═══ DATA TO PROCESS ═══

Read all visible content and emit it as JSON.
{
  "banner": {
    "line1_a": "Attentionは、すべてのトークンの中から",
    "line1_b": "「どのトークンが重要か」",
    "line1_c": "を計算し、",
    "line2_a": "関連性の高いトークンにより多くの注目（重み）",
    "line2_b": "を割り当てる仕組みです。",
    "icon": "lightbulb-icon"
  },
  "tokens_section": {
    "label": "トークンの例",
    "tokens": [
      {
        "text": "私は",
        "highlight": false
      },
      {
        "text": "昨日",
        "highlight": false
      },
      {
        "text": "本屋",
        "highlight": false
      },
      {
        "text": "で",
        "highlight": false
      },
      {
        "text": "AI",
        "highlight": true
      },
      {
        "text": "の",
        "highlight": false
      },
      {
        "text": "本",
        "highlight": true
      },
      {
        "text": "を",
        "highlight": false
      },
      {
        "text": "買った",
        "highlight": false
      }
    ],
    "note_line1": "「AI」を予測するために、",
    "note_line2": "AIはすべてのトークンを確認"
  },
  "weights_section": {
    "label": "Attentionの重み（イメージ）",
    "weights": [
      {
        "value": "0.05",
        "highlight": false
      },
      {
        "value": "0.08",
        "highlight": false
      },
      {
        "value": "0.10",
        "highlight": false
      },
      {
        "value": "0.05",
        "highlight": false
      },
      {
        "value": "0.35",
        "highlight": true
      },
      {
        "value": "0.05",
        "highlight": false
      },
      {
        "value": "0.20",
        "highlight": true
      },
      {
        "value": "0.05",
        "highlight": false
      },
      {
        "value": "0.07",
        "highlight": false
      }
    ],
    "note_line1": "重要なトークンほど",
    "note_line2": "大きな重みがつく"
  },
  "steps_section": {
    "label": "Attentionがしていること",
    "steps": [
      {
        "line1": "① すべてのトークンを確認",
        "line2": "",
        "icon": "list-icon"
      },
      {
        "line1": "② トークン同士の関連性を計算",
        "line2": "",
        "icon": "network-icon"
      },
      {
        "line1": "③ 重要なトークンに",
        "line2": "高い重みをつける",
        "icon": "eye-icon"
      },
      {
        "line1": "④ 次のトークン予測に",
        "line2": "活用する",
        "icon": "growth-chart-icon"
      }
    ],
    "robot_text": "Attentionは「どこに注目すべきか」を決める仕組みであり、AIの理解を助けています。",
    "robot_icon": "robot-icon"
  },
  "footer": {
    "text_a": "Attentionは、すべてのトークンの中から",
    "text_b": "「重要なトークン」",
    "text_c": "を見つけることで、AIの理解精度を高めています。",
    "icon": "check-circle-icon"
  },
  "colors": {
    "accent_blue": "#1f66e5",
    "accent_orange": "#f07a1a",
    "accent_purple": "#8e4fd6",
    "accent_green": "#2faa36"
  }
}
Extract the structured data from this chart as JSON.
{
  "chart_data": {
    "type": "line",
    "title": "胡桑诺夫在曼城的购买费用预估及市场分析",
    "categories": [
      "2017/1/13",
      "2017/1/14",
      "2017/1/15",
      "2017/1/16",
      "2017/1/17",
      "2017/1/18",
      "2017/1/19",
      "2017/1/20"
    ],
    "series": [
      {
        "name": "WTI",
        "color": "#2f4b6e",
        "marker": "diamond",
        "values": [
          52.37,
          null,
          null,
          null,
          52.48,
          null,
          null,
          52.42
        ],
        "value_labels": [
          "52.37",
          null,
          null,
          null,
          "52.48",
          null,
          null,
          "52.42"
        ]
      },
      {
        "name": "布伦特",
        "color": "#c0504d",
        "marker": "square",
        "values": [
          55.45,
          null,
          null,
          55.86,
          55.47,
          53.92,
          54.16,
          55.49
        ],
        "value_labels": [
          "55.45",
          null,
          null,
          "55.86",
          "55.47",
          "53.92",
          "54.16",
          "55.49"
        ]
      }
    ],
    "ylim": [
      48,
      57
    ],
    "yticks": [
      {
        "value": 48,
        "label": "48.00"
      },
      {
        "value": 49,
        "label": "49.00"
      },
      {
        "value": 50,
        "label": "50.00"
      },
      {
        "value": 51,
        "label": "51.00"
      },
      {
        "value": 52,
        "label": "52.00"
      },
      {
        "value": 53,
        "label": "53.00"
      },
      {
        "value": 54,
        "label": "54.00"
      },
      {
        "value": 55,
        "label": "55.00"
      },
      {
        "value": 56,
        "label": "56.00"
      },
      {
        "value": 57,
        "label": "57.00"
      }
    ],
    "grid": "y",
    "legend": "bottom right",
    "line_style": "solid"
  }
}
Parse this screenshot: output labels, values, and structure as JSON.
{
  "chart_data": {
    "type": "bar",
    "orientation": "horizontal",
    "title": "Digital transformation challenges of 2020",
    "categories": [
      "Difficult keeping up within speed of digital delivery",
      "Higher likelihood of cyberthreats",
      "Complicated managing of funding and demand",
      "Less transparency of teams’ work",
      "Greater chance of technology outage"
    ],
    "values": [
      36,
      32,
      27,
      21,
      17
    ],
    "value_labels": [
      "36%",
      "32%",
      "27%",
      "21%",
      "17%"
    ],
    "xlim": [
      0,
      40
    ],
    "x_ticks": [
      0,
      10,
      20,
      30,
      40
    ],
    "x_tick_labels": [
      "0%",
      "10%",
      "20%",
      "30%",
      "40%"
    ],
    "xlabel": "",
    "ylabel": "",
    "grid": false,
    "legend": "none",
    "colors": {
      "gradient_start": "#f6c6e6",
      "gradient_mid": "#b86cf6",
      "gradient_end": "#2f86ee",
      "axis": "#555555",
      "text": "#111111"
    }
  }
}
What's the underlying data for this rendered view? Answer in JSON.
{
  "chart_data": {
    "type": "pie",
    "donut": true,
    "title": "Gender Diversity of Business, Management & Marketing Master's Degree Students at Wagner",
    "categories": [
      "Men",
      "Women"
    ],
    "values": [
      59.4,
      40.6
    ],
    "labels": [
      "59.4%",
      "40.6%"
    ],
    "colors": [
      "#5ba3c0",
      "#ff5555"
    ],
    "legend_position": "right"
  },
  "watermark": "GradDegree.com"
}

═══

TASK DETAILS: Work through the listing above and report how many lines include the string "this", with no other text.

FINISHED EXERCISE: 3